'''
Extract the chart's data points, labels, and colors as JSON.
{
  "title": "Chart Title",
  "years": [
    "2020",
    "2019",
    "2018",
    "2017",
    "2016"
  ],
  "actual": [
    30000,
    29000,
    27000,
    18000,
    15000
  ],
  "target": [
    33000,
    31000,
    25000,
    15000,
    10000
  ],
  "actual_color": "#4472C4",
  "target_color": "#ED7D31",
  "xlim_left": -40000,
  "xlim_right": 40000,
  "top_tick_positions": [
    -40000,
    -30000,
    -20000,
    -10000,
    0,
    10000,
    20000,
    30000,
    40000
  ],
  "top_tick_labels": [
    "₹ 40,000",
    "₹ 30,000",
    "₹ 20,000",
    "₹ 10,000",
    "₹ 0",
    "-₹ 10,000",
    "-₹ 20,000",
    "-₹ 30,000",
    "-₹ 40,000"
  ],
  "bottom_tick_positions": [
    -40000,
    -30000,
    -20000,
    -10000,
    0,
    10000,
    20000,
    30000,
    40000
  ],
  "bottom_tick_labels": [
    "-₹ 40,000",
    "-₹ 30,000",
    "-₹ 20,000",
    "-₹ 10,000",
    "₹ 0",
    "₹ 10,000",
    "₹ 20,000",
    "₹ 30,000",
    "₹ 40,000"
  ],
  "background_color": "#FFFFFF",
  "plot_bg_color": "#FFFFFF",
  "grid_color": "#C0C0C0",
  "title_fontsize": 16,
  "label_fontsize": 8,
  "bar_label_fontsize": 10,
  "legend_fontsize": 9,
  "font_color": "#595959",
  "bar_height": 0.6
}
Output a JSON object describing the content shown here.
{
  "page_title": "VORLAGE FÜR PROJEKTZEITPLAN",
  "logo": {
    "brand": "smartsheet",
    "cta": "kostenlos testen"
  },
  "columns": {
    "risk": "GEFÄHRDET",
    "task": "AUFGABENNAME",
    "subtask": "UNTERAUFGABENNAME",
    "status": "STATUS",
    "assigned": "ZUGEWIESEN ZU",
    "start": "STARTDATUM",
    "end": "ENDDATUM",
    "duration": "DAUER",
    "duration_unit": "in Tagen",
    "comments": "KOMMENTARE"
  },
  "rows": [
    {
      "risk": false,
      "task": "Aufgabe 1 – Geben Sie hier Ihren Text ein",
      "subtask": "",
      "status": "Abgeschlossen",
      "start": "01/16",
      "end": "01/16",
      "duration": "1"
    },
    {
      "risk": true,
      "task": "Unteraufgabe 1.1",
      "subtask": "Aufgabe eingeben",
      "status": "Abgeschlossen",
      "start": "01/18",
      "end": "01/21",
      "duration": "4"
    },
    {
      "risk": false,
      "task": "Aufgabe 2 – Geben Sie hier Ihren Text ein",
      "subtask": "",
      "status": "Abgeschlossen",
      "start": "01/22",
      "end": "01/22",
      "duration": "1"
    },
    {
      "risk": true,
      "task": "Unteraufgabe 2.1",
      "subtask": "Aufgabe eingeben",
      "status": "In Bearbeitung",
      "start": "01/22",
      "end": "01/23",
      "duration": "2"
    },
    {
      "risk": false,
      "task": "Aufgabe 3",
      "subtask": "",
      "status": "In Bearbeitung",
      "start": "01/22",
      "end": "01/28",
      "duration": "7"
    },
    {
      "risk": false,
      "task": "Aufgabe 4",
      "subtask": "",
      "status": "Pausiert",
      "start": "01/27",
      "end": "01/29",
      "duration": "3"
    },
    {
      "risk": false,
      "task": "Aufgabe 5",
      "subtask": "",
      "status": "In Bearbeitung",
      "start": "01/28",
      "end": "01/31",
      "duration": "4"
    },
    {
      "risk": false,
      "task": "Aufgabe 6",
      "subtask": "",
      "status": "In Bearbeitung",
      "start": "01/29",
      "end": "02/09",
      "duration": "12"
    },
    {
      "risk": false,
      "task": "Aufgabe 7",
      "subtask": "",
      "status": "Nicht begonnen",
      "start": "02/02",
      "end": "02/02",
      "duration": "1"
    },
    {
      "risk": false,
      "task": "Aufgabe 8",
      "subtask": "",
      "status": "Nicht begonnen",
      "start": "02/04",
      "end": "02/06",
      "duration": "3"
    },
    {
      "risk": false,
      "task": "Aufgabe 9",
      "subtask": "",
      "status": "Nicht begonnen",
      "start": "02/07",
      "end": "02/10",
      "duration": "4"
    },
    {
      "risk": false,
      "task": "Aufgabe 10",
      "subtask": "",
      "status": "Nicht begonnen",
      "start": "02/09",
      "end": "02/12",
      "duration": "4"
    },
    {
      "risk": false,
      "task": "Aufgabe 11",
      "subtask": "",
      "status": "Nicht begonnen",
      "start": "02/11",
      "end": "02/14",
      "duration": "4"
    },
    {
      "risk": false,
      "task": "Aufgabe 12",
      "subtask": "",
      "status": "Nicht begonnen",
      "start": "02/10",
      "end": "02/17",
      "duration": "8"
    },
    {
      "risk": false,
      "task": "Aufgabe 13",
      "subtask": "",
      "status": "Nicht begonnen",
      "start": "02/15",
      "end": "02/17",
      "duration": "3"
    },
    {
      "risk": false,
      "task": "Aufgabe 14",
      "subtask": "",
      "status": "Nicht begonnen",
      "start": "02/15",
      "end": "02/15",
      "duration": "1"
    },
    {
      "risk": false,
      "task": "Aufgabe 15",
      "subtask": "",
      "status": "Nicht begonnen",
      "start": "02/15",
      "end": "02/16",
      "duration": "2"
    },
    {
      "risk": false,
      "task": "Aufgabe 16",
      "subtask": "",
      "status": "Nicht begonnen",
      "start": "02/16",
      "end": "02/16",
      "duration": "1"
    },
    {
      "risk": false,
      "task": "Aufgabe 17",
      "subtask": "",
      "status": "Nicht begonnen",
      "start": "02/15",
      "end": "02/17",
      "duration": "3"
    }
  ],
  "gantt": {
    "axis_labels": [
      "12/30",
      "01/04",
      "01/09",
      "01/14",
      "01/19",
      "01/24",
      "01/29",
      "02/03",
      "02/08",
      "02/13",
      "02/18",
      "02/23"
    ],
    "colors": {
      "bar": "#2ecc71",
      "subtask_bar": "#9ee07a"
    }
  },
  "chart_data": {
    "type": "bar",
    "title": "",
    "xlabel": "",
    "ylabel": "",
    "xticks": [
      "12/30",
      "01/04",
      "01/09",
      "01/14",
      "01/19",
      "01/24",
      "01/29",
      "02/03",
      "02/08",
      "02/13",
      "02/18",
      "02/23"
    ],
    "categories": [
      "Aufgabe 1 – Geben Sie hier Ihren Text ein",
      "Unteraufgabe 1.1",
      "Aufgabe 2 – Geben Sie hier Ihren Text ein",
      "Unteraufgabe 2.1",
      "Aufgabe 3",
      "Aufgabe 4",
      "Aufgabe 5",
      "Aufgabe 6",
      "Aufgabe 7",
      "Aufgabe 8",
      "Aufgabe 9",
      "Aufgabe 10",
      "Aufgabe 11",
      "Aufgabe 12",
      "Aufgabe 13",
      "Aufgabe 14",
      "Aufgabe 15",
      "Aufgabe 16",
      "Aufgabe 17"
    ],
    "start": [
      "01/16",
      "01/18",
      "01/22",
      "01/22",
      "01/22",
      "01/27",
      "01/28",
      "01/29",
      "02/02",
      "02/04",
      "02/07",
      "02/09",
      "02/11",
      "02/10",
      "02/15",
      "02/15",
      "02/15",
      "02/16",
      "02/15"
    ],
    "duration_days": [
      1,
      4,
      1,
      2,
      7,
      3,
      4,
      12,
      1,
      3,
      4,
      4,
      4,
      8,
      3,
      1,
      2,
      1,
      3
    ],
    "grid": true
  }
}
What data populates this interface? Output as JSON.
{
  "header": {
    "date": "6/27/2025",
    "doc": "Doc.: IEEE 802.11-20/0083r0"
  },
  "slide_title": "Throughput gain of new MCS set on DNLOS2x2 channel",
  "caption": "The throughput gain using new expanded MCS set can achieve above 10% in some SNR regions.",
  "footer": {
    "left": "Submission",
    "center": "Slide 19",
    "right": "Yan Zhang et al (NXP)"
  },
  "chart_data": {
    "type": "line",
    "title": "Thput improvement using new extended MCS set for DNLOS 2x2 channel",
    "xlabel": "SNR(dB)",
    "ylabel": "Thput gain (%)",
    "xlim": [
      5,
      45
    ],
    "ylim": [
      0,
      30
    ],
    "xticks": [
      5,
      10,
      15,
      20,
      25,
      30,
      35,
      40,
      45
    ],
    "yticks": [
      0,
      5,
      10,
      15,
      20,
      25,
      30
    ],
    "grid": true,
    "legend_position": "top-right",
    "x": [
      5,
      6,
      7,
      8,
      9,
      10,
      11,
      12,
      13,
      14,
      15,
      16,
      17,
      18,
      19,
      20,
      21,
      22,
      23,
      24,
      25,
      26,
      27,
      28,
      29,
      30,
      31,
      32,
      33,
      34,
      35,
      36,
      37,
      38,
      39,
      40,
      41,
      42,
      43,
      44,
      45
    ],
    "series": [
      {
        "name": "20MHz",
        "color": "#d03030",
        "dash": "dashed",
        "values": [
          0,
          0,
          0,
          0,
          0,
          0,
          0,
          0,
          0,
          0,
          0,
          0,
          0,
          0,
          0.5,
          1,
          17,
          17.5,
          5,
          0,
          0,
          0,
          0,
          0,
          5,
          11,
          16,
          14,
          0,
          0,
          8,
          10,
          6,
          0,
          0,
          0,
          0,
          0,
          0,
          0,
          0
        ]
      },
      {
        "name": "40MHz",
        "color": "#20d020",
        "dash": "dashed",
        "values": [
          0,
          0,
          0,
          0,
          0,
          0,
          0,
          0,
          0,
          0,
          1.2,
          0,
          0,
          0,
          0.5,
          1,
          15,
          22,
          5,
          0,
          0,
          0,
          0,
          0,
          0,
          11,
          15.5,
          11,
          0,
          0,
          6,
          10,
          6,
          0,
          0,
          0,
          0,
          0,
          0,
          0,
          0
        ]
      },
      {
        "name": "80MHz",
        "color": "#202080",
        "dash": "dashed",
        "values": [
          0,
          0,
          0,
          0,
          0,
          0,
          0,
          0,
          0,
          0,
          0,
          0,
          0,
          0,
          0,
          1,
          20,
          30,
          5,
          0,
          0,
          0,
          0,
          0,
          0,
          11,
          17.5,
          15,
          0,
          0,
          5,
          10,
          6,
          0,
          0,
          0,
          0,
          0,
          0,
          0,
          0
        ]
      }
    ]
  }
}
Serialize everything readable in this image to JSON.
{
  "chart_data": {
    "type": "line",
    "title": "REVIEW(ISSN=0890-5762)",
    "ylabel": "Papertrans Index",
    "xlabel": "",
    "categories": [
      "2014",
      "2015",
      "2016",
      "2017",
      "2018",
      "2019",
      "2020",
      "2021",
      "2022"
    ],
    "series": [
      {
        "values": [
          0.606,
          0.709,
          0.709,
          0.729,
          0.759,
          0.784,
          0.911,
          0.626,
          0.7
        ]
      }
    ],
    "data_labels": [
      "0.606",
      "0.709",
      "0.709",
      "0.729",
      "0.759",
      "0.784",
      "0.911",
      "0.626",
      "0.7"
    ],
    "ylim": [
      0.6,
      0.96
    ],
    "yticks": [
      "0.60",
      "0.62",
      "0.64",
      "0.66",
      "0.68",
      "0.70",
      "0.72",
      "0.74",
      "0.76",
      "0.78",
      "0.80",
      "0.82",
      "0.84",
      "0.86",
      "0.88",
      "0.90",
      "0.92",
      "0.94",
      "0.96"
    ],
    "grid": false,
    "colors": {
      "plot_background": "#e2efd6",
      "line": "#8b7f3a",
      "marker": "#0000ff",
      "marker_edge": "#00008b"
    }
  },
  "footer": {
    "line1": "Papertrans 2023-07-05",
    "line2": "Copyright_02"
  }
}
'''
_Problem statement_
Copy all lines of the listing above that contain the string "Output".

_Task response_
Output a JSON object describing the content shown here.
What data populates this interface? Output as JSON.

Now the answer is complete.